EXCERPTED DATA:
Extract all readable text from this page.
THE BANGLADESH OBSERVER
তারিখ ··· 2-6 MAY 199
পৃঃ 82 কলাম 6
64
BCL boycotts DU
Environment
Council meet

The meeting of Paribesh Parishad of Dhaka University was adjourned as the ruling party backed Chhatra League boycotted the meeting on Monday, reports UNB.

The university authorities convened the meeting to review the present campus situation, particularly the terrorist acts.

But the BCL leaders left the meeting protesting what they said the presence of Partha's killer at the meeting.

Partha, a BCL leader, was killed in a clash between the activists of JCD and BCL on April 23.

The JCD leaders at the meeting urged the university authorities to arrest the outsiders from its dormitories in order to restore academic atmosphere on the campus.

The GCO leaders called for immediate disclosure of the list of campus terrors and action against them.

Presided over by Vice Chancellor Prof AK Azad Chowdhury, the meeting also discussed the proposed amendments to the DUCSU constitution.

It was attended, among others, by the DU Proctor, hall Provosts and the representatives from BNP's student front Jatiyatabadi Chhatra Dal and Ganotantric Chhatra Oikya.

TASK GOAL: From the records above, extract every line exactly as it stands.

WRITTEN SOLUTION:
Extract all readable text from this page.
THE BANGLADESH OBSERVER
তারিখ ··· 2-6 MAY 199
পৃঃ 82 কলাম 6
64
BCL boycotts DU
Environment
Council meet

The meeting of Paribesh Parishad of Dhaka University was adjourned as the ruling party backed Chhatra League boycotted the meeting on Monday, reports UNB.

The university authorities convened the meeting to review the present campus situation, particularly the terrorist acts.

But the BCL leaders left the meeting protesting what they said the presence of Partha's killer at the meeting.

Partha, a BCL leader, was killed in a clash between the activists of JCD and BCL on April 23.

The JCD leaders at the meeting urged the university authorities to arrest the outsiders from its dormitories in order to restore academic atmosphere on the campus.

The GCO leaders called for immediate disclosure of the list of campus terrors and action against them.

Presided over by Vice Chancellor Prof AK Azad Chowdhury, the meeting also discussed the proposed amendments to the DUCSU constitution.

It was attended, among others, by the DU Proctor, hall Provosts and the representatives from BNP's student front Jatiyatabadi Chhatra Dal and Ganotantric Chhatra Oikya.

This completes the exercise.